**** Provided information

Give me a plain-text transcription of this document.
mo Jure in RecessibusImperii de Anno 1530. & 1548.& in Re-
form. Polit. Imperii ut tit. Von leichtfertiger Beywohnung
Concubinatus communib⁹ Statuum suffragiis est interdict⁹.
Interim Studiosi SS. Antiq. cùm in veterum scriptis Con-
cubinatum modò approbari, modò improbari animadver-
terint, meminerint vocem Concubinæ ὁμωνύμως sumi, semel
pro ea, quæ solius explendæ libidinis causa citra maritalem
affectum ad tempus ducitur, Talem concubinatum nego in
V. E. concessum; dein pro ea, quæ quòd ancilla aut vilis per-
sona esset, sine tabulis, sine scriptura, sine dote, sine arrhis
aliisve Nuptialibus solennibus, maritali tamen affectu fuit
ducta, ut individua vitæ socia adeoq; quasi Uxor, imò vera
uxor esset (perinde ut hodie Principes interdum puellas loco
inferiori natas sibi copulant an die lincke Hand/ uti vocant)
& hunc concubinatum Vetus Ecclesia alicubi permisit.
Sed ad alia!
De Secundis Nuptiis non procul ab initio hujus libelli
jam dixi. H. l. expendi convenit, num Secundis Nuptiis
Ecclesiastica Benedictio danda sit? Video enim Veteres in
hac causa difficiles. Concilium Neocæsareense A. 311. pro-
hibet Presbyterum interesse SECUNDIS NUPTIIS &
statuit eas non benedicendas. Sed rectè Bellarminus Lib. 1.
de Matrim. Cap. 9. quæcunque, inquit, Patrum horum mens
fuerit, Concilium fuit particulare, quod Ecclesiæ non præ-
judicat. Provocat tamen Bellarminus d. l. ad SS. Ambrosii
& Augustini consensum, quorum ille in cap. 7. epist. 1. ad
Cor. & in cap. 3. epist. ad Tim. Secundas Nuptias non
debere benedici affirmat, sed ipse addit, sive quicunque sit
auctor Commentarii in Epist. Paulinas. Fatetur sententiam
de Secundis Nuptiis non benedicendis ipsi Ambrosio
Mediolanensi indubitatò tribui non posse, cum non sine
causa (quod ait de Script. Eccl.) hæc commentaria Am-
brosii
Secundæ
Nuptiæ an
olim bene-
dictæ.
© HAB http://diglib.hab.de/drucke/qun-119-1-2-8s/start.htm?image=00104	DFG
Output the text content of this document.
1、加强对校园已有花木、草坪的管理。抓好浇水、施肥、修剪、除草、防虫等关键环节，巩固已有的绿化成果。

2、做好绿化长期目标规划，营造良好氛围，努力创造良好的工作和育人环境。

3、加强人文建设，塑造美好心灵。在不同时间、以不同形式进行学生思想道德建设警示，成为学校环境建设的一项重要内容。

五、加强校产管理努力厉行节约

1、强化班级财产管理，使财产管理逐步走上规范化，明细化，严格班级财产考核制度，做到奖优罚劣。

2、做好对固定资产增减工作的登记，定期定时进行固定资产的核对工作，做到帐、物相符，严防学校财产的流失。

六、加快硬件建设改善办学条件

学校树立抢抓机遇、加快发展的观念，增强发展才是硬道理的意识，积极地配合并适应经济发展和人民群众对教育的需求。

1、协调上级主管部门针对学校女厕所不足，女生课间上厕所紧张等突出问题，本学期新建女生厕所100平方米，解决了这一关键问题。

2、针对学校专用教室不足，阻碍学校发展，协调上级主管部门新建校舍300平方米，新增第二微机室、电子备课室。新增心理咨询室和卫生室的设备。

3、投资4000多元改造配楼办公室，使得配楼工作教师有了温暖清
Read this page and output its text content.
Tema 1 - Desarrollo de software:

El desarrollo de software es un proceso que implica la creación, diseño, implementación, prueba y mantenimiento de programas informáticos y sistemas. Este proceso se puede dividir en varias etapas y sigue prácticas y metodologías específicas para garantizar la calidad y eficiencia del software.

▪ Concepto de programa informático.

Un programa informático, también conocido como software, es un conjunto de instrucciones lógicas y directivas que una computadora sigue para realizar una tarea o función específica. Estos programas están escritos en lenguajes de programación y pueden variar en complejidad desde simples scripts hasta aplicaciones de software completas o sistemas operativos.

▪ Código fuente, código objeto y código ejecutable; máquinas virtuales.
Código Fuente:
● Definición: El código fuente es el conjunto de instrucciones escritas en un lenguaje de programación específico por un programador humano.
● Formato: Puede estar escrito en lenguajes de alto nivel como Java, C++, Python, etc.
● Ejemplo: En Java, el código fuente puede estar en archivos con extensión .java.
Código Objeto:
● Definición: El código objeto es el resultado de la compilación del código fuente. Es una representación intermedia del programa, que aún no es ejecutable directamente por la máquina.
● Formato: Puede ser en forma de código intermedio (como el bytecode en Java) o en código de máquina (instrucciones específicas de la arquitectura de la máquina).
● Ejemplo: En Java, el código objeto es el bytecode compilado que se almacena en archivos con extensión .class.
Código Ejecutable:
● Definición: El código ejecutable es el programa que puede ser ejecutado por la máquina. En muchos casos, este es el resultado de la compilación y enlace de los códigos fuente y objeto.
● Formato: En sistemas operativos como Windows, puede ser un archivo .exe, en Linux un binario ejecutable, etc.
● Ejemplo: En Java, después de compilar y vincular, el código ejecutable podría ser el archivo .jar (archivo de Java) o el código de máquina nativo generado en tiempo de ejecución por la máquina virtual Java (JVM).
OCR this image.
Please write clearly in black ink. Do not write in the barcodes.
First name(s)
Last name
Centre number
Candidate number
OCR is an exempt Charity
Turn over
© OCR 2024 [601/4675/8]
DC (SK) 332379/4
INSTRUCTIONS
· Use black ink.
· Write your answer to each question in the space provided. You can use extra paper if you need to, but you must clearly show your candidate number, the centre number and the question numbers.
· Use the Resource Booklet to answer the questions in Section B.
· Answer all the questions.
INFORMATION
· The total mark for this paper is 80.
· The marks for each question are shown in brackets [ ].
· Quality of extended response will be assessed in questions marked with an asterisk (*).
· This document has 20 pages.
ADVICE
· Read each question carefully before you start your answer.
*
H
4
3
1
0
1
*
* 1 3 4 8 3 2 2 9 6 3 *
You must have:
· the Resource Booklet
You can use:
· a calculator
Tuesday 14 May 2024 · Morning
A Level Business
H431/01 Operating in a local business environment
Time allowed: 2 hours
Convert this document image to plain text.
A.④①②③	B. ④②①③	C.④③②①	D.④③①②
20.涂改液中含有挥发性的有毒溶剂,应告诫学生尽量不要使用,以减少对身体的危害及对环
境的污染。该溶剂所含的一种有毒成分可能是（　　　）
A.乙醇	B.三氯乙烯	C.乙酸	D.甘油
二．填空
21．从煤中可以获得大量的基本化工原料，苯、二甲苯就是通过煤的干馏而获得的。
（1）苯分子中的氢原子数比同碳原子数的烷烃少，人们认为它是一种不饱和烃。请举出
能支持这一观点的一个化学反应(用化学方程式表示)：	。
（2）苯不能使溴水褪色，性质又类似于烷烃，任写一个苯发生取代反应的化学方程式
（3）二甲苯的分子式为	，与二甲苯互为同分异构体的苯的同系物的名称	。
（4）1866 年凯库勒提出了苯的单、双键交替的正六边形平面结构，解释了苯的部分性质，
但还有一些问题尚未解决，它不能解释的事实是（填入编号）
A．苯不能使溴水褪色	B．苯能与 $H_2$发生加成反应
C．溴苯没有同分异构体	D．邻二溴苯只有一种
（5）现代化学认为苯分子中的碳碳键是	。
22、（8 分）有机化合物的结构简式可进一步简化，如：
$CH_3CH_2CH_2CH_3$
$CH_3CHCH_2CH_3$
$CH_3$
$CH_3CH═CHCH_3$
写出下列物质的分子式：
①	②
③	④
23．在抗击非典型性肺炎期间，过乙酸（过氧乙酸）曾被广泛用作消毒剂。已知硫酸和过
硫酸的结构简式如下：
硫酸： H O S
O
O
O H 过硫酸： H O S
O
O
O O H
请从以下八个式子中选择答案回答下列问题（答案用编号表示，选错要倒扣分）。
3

********

The problem ▸
Scan the data above; copy every line where "your" appears.

The answer ▸
· Write your answer to each question in the space provided. You can use extra paper if you need to, but you must clearly show your candidate number, the centre number and the question numbers.
· Read each question carefully before you start your answer.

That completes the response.